(Records excerpted from a collection)
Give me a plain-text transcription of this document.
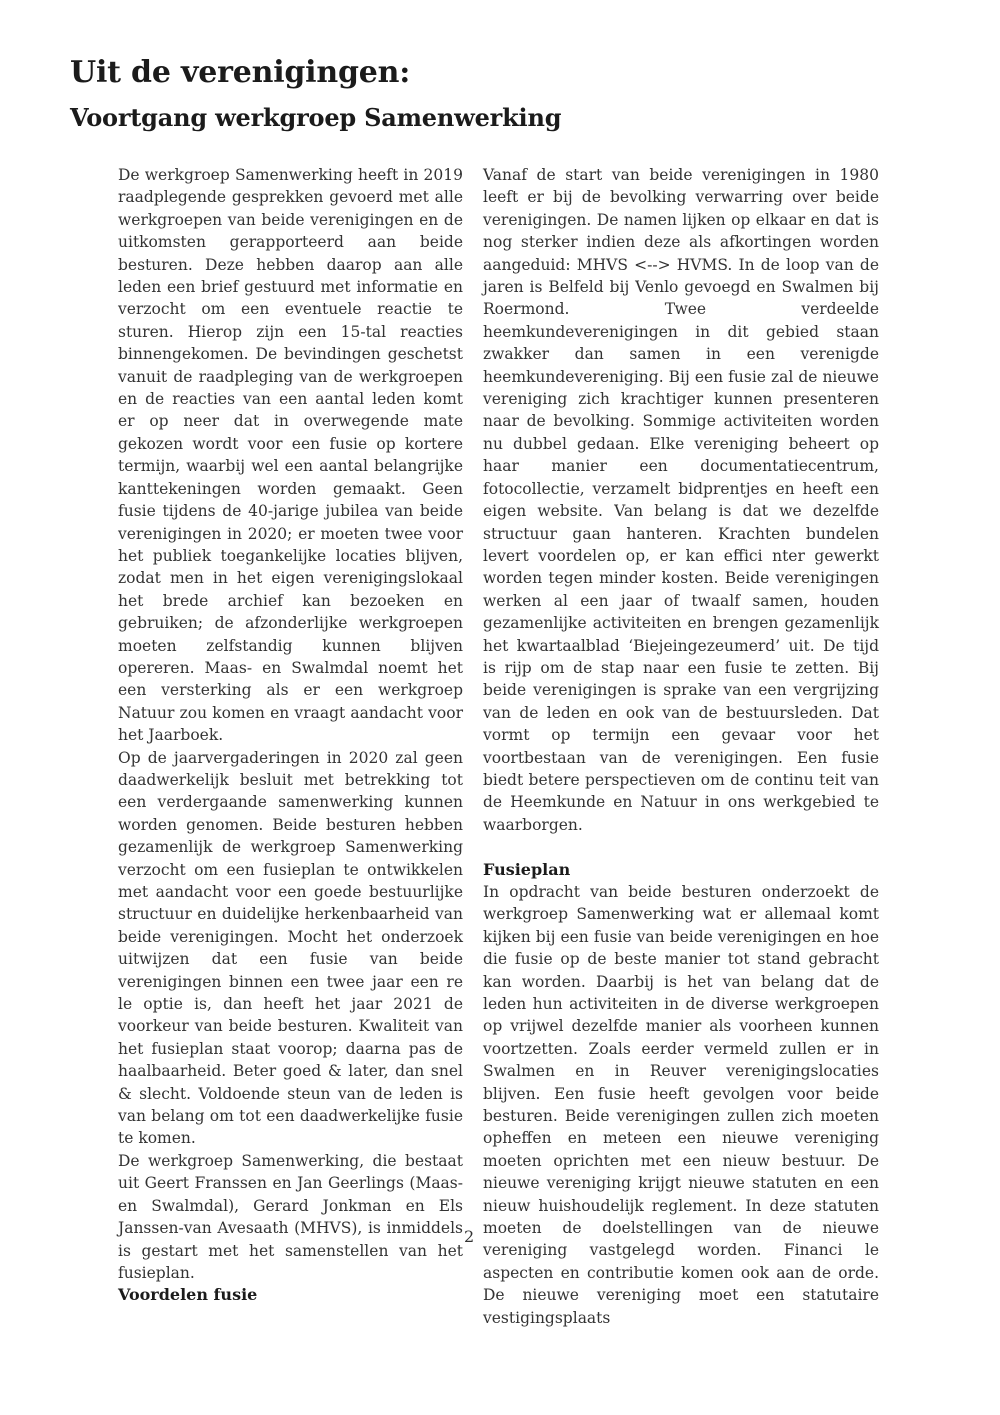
Uit de verenigingen:
Voortgang werkgroep Samenwerking

De werkgroep Samenwerking heeft in 2019 raadplegende gesprekken gevoerd met alle werkgroepen van beide verenigingen en de uitkomsten gerapporteerd aan beide besturen. Deze hebben daarop aan alle leden een brief gestuurd met informatie en verzocht om een eventuele reactie te sturen. Hierop zijn een 15-tal reacties binnengekomen. De bevindingen geschetst vanuit de raadpleging van de werkgroepen en de reacties van een aantal leden komt er op neer dat in overwegende mate gekozen wordt voor een fusie op kortere termijn, waarbij wel een aantal belangrijke kanttekeningen worden gemaakt. Geen fusie tijdens de 40-jarige jubilea van beide verenigingen in 2020; er moeten twee voor het publiek toegankelijke locaties blijven, zodat men in het eigen verenigingslokaal het brede archief kan bezoeken en gebruiken; de afzonderlijke werkgroepen moeten zelfstandig kunnen blijven opereren. Maas- en Swalmdal noemt het een versterking als er een werkgroep Natuur zou komen en vraagt aandacht voor het Jaarboek.

Op de jaarvergaderingen in 2020 zal geen daadwerkelijk besluit met betrekking tot een verdergaande samenwerking kunnen worden genomen. Beide besturen hebben gezamenlijk de werkgroep Samenwerking verzocht om een fusieplan te ontwikkelen met aandacht voor een goede bestuurlijke structuur en duidelijke herkenbaarheid van beide verenigingen. Mocht het onderzoek uitwijzen dat een fusie van beide verenigingen binnen een twee jaar een re le optie is, dan heeft het jaar 2021 de voorkeur van beide besturen. Kwaliteit van het fusieplan staat voorop; daarna pas de haalbaarheid. Beter goed & later, dan snel & slecht. Voldoende steun van de leden is van belang om tot een daadwerkelijke fusie te komen.

De werkgroep Samenwerking, die bestaat uit Geert Franssen en Jan Geerlings (Maas- en Swalmdal), Gerard Jonkman en Els Janssen-van Avesaath (MHVS), is inmiddels is gestart met het samenstellen van het fusieplan.

Voordelen fusie

Vanaf de start van beide verenigingen in 1980 leeft er bij de bevolking verwarring over beide verenigingen. De namen lijken op elkaar en dat is nog sterker indien deze als afkortingen worden aangeduid: MHVS <--> HVMS. In de loop van de jaren is Belfeld bij Venlo gevoegd en Swalmen bij Roermond. Twee verdeelde heemkundeverenigingen in dit gebied staan zwakker dan samen in een verenigde heemkundevereniging. Bij een fusie zal de nieuwe vereniging zich krachtiger kunnen presenteren naar de bevolking. Sommige activiteiten worden nu dubbel gedaan. Elke vereniging beheert op haar manier een documentatiecentrum, fotocollectie, verzamelt bidprentjes en heeft een eigen website. Van belang is dat we dezelfde structuur gaan hanteren. Krachten bundelen levert voordelen op, er kan effici nter gewerkt worden tegen minder kosten. Beide verenigingen werken al een jaar of twaalf samen, houden gezamenlijke activiteiten en brengen gezamenlijk het kwartaalblad ‘Biejeingezeumerd’ uit. De tijd is rijp om de stap naar een fusie te zetten. Bij beide verenigingen is sprake van een vergrijzing van de leden en ook van de bestuursleden. Dat vormt op termijn een gevaar voor het voortbestaan van de verenigingen. Een fusie biedt betere perspectieven om de continu teit van de Heemkunde en Natuur in ons werkgebied te waarborgen.

Fusieplan

In opdracht van beide besturen onderzoekt de werkgroep Samenwerking wat er allemaal komt kijken bij een fusie van beide verenigingen en hoe die fusie op de beste manier tot stand gebracht kan worden. Daarbij is het van belang dat de leden hun activiteiten in de diverse werkgroepen op vrijwel dezelfde manier als voorheen kunnen voortzetten. Zoals eerder vermeld zullen er in Swalmen en in Reuver verenigingslocaties blijven. Een fusie heeft gevolgen voor beide besturen. Beide verenigingen zullen zich moeten opheffen en meteen een nieuwe vereniging moeten oprichten met een nieuw bestuur. De nieuwe vereniging krijgt nieuwe statuten en een nieuw huishoudelijk reglement. In deze statuten moeten de doelstellingen van de nieuwe vereniging vastgelegd worden. Financi le aspecten en contributie komen ook aan de orde. De nieuwe vereniging moet een statutaire vestigingsplaats

2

> [Task to complete]:
How many lines in the records include "verzocht"? Answer with the number alone.

> [Result for this task]:
2